Available records –
= = = = = = =

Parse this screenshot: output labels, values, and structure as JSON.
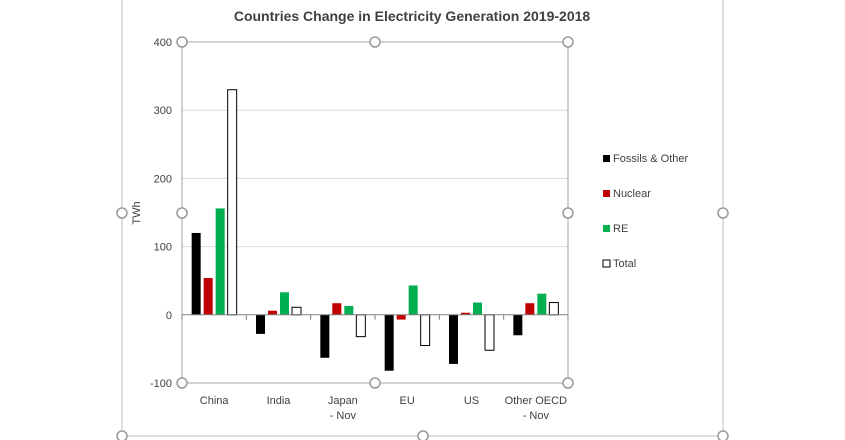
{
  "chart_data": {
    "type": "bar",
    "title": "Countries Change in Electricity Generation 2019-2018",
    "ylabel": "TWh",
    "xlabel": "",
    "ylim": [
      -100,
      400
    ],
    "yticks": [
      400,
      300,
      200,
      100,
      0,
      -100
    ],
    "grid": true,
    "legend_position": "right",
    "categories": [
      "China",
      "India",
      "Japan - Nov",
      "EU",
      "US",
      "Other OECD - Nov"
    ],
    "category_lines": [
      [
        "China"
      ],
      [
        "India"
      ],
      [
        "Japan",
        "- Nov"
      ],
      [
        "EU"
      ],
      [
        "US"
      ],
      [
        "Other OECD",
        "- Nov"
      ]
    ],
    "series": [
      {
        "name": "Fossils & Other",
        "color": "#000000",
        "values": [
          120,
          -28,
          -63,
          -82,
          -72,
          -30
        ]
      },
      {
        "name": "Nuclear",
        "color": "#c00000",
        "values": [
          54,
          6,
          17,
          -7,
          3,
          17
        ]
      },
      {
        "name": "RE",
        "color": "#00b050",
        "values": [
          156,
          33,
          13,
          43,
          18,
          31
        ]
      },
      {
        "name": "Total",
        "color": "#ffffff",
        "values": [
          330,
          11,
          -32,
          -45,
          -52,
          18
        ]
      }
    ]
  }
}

= = = = = = =

What needs to be done – Retype the records exactly. Any image in them should not appear in what you write.

Response –
Parse this screenshot: output labels, values, and structure as JSON.
{
  "chart_data": {
    "type": "bar",
    "title": "Countries Change in Electricity Generation 2019-2018",
    "ylabel": "TWh",
    "xlabel": "",
    "ylim": [
      -100,
      400
    ],
    "yticks": [
      400,
      300,
      200,
      100,
      0,
      -100
    ],
    "grid": true,
    "legend_position": "right",
    "categories": [
      "China",
      "India",
      "Japan - Nov",
      "EU",
      "US",
      "Other OECD - Nov"
    ],
    "category_lines": [
      [
        "China"
      ],
      [
        "India"
      ],
      [
        "Japan",
        "- Nov"
      ],
      [
        "EU"
      ],
      [
        "US"
      ],
      [
        "Other OECD",
        "- Nov"
      ]
    ],
    "series": [
      {
        "name": "Fossils & Other",
        "color": "#000000",
        "values": [
          120,
          -28,
          -63,
          -82,
          -72,
          -30
        ]
      },
      {
        "name": "Nuclear",
        "color": "#c00000",
        "values": [
          54,
          6,
          17,
          -7,
          3,
          17
        ]
      },
      {
        "name": "RE",
        "color": "#00b050",
        "values": [
          156,
          33,
          13,
          43,
          18,
          31
        ]
      },
      {
        "name": "Total",
        "color": "#ffffff",
        "values": [
          330,
          11,
          -32,
          -45,
          -52,
          18
        ]
      }
    ]
  }
}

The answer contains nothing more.